--- Begin ---
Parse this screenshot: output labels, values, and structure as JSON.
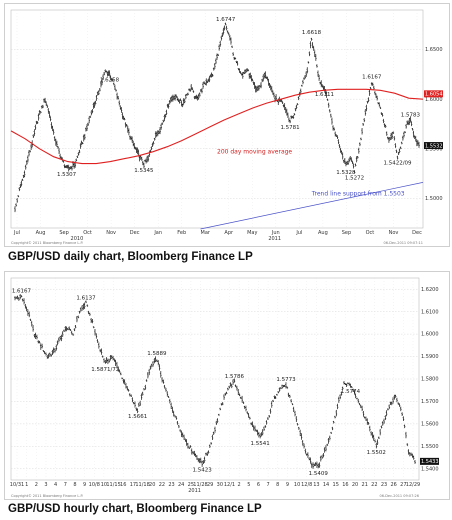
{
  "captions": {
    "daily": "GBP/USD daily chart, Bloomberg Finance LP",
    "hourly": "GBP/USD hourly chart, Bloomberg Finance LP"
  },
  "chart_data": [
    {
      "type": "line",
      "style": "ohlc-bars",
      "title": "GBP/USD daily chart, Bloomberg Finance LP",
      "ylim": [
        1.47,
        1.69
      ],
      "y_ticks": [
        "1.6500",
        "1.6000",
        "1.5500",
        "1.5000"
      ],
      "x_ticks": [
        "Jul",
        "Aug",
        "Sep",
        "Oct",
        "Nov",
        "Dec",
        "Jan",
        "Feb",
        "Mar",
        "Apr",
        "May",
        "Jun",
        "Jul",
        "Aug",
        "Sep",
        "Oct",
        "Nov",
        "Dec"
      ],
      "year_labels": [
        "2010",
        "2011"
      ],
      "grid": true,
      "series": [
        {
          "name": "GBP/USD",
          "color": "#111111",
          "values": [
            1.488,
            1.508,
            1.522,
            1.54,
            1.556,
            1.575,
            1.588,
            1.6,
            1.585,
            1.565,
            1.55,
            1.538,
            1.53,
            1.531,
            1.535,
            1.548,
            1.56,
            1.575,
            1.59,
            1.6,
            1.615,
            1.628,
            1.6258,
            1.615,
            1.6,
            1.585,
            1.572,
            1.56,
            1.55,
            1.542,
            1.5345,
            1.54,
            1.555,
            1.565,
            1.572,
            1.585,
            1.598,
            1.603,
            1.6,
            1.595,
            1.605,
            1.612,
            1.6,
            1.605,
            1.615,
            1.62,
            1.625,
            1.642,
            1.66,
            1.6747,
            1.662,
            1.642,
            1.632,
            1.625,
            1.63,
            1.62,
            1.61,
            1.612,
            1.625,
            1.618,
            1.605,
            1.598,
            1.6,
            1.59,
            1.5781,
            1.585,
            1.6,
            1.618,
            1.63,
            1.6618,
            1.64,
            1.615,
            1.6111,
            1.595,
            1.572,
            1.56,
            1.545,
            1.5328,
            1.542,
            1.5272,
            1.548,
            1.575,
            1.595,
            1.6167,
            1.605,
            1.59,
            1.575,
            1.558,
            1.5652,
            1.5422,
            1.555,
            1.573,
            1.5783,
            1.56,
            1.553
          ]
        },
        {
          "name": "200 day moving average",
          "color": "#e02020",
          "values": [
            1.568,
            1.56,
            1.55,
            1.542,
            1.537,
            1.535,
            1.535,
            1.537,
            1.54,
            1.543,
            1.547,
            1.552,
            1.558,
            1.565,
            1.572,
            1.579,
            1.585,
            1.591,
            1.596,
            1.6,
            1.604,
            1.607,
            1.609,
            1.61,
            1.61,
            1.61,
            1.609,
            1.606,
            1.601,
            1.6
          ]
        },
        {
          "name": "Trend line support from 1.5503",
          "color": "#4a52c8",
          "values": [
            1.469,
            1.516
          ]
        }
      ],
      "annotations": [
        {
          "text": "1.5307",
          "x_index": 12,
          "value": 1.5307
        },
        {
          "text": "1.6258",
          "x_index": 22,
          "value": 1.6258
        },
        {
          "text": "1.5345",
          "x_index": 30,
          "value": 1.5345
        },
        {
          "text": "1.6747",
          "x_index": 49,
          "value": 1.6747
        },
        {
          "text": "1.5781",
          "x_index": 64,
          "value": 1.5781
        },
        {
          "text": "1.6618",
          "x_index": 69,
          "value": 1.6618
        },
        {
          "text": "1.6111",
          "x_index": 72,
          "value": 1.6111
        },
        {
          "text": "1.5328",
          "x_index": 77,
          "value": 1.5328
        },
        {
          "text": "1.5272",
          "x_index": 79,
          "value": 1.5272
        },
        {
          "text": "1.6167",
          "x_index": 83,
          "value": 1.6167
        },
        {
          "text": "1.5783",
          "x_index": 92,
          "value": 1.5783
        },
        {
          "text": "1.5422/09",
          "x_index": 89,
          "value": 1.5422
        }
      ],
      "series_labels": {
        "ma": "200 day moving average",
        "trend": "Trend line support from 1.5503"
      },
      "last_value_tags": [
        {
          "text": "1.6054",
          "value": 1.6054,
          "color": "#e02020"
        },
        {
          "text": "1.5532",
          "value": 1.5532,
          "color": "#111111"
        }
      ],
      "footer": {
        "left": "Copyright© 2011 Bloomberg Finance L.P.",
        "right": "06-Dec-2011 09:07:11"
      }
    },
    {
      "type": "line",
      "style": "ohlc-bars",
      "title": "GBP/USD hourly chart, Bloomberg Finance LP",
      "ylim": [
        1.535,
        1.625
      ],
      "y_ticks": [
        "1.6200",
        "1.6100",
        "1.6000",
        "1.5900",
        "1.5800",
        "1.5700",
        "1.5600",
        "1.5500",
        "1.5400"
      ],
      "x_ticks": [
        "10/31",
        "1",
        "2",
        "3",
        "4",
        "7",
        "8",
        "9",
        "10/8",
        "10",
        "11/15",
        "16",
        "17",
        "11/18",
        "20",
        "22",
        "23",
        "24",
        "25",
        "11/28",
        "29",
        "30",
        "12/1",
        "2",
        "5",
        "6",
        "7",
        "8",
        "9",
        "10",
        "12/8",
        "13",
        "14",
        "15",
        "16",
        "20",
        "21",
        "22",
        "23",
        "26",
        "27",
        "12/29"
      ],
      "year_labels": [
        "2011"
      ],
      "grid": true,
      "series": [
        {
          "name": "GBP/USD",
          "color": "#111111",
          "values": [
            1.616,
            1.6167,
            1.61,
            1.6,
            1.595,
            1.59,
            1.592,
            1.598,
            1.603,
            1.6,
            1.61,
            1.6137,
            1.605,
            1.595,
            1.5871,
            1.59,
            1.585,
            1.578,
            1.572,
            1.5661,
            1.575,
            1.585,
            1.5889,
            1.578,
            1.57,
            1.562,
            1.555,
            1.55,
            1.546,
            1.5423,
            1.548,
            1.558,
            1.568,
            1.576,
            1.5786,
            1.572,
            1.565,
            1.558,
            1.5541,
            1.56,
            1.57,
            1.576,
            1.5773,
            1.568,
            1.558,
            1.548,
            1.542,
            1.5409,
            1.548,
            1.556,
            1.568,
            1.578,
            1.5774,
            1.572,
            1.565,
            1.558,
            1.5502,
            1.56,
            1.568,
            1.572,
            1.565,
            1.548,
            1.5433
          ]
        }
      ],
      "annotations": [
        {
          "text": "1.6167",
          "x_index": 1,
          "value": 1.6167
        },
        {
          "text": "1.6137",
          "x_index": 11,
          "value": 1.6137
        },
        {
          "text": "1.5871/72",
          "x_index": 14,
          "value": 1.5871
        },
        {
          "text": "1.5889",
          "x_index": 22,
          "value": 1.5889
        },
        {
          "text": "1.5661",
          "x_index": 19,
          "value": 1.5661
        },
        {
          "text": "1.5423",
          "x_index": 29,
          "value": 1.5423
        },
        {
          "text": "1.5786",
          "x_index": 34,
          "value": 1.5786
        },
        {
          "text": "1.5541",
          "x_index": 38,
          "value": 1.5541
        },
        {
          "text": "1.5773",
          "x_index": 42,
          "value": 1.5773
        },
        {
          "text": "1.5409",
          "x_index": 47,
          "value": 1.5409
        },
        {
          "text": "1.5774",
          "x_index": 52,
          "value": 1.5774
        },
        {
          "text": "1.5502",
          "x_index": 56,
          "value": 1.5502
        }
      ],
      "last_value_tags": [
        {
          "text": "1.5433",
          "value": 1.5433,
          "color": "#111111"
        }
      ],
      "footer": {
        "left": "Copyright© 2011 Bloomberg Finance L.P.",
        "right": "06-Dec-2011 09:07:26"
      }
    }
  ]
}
--- End ---
Show every line from the entries above in which the word "color" appears.

          "color": "#111111",
          "color": "#e02020",
          "color": "#4a52c8",
          "color": "#e02020"
          "color": "#111111"
          "color": "#111111",
          "color": "#111111"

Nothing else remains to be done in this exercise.